- **What the task asks**: From the records, pick out and copy each line containing "color".

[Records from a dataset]
• • • •

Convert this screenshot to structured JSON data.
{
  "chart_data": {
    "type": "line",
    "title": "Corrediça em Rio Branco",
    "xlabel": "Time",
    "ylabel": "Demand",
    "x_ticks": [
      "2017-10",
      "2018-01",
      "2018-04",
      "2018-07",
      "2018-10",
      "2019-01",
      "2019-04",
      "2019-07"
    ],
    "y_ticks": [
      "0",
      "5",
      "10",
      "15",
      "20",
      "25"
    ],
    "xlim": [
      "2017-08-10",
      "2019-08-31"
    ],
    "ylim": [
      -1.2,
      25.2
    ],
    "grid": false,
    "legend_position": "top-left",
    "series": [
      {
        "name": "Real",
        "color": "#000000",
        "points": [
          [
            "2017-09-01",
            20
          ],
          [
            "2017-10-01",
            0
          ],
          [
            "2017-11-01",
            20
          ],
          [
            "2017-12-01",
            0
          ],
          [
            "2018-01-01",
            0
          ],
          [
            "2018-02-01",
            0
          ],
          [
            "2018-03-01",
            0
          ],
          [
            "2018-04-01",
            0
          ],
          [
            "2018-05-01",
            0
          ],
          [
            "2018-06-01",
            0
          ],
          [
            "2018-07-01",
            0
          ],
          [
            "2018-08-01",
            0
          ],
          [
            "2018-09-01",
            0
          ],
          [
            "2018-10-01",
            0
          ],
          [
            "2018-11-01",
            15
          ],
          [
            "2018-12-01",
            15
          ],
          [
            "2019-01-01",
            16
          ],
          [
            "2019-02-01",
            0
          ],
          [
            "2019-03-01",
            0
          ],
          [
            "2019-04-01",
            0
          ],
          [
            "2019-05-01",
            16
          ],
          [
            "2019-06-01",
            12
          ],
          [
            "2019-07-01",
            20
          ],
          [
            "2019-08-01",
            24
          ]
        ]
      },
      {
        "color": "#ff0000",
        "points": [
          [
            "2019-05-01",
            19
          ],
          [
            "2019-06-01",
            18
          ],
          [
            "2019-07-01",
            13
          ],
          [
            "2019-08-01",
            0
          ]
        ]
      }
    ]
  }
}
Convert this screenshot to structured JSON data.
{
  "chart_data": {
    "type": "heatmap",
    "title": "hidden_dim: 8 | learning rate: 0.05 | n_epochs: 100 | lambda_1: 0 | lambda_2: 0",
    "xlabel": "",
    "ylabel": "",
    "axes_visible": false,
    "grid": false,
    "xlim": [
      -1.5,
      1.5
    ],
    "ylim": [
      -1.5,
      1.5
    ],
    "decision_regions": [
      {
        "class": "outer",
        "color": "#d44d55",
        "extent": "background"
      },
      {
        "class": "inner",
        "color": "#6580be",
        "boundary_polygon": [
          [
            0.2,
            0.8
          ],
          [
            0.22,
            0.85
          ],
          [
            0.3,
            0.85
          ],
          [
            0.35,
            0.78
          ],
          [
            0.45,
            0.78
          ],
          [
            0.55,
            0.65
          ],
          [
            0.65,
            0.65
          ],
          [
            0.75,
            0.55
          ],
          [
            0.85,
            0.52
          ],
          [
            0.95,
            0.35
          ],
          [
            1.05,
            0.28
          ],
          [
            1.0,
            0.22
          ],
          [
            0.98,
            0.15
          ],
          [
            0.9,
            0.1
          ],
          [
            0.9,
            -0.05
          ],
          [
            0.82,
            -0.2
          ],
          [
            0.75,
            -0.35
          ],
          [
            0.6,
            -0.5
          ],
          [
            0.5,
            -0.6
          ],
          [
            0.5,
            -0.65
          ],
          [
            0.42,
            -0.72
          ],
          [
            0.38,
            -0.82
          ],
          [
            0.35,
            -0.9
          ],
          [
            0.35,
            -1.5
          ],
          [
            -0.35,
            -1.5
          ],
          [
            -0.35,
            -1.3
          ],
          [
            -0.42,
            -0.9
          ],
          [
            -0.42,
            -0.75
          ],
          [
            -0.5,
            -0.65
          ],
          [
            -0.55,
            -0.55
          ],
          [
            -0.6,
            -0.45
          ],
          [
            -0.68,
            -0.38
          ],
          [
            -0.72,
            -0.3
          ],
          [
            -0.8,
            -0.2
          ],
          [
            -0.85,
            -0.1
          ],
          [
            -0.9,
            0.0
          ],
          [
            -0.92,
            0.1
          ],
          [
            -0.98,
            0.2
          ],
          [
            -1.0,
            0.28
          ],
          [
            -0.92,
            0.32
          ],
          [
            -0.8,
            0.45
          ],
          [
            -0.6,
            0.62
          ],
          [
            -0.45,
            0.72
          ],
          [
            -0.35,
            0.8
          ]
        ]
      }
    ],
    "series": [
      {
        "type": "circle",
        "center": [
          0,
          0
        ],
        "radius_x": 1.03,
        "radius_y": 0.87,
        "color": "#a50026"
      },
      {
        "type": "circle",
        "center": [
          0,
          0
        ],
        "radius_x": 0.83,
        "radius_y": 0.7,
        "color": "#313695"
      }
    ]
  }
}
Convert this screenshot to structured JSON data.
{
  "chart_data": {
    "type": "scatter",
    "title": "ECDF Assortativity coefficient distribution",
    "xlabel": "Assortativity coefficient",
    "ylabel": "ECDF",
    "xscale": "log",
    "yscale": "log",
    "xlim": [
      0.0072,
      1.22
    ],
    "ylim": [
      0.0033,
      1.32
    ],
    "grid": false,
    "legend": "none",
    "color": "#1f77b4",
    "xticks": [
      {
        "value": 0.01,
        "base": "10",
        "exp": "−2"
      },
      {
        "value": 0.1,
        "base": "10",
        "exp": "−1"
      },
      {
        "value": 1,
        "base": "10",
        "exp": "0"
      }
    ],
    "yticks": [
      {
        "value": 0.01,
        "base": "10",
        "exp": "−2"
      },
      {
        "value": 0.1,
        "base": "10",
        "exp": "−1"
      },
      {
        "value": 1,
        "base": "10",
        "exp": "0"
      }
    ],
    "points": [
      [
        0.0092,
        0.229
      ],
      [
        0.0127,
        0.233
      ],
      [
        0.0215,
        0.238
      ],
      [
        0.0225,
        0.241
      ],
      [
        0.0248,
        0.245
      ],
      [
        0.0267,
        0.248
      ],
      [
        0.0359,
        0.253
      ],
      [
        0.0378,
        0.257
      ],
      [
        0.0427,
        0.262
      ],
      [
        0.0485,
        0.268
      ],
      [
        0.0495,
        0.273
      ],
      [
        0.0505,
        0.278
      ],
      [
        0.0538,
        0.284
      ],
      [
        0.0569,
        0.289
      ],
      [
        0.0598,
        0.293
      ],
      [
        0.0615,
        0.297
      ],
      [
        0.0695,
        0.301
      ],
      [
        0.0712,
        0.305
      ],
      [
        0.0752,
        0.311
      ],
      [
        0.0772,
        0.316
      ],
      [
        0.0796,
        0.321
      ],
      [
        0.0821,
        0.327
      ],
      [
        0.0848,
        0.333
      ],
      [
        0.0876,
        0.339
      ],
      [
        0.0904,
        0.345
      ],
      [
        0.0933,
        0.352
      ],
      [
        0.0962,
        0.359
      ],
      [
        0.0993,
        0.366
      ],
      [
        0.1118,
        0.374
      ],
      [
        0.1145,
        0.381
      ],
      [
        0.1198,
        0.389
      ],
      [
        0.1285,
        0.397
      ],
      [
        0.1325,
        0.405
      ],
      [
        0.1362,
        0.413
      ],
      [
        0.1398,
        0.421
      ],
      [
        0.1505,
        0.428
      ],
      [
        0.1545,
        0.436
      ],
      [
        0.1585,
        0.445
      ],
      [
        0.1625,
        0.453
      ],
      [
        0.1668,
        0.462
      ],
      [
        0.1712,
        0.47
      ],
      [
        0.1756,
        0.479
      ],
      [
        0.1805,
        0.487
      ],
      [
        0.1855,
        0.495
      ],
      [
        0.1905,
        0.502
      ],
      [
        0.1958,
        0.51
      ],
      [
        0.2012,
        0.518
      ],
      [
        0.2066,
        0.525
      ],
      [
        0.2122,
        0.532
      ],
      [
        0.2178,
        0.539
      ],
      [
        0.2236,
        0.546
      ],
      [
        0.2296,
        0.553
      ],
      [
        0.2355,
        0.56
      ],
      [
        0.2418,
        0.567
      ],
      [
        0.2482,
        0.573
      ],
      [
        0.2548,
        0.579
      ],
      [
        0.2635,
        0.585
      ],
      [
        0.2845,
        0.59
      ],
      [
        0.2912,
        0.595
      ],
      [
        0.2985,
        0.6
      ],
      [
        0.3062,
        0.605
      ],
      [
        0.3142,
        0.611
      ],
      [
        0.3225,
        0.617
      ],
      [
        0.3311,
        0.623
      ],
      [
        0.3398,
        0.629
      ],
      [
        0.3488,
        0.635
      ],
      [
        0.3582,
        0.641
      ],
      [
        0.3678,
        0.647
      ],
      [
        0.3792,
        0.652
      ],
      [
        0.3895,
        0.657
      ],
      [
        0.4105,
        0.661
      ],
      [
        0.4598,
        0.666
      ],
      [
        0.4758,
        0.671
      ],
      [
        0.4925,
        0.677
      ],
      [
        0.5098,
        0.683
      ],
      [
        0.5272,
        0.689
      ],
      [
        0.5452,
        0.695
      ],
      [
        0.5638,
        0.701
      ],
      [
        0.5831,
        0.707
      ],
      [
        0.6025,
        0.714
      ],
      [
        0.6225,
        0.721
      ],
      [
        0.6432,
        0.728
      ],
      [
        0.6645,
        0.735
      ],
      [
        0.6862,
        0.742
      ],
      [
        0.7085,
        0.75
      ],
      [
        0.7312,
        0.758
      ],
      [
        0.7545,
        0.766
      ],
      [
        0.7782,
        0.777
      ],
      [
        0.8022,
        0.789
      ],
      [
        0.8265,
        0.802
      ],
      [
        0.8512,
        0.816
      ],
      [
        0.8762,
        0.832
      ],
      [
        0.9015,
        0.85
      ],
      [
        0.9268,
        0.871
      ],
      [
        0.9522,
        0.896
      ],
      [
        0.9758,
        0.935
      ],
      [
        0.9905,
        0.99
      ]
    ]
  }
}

• • • •

- **The response**:
        "color": "#000000",
        "color": "#ff0000",
        "color": "#d44d55",
        "color": "#6580be",
        "color": "#a50026"
        "color": "#313695"
    "color": "#1f77b4",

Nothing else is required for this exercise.